### What is being asked
From the entries that follow, gather each line holding the word "Brothers".
┌─ Listing
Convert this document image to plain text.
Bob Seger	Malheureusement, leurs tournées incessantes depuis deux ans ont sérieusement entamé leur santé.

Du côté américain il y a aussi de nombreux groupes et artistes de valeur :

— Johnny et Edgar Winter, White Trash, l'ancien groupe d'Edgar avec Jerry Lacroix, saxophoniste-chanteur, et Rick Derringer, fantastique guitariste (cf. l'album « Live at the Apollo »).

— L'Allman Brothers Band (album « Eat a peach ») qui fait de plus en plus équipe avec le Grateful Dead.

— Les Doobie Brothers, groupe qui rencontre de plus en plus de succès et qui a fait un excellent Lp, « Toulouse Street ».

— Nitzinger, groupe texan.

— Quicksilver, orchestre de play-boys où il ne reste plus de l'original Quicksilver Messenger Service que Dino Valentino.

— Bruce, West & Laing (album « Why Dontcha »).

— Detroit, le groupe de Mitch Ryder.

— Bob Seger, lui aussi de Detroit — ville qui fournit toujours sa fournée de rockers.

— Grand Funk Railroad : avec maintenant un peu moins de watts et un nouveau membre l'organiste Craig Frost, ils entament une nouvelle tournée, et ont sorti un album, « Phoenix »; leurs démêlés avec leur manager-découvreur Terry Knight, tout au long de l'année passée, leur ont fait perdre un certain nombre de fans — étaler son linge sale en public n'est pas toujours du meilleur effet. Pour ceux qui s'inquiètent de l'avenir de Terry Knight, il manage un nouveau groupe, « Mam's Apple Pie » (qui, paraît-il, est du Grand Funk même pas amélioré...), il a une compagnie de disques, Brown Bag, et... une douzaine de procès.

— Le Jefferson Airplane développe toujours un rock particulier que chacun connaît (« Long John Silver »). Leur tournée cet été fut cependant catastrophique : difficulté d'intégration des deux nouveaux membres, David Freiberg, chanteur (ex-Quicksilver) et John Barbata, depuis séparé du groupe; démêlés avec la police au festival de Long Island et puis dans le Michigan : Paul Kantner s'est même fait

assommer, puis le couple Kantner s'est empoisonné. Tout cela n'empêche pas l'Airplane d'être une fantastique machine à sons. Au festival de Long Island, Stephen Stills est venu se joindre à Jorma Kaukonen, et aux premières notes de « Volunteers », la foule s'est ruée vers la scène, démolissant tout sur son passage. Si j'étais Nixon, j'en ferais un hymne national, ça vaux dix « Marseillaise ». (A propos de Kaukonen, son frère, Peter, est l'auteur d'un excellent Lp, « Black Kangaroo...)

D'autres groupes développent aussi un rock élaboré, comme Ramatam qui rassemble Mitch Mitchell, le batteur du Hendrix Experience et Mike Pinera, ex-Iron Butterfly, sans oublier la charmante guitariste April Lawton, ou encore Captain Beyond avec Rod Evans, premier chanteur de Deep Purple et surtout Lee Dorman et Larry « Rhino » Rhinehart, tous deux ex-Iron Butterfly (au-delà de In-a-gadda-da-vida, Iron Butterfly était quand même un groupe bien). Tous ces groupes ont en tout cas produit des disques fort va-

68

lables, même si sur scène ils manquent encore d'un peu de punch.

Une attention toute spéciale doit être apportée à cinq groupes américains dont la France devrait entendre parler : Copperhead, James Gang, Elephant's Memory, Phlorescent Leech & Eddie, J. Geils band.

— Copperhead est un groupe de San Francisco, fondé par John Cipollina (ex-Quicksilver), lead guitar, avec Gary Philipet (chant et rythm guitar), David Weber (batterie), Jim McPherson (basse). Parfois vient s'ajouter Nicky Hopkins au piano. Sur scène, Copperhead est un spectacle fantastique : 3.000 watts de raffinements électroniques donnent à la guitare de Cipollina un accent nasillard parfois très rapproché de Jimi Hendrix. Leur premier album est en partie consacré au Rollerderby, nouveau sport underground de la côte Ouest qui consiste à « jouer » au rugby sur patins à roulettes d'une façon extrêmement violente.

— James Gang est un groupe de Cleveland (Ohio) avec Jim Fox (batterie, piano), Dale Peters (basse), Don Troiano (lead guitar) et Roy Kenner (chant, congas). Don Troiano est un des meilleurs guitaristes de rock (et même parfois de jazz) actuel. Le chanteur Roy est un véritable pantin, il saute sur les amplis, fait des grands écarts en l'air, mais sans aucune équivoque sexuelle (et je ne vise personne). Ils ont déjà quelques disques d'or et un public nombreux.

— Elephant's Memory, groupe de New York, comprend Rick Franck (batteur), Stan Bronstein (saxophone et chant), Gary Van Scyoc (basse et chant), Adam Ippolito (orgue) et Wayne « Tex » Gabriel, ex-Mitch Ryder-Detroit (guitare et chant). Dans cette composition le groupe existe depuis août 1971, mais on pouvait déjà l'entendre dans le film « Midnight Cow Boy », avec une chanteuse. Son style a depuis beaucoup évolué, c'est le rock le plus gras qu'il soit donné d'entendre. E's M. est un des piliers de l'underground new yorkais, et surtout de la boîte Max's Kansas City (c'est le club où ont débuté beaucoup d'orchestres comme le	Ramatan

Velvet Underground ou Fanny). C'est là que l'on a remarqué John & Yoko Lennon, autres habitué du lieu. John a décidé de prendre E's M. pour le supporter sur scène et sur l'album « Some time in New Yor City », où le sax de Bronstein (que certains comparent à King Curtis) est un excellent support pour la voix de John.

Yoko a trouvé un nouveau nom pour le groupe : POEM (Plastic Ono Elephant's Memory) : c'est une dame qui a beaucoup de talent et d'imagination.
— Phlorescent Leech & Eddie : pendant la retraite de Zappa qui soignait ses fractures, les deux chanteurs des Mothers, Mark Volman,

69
└─
### Output
— L'Allman Brothers Band (album « Eat a peach ») qui fait de plus en plus équipe avec le Grateful Dead.
— Les Doobie Brothers, groupe qui rencontre de plus en plus de succès et qui a fait un excellent Lp, « Toulouse Street ».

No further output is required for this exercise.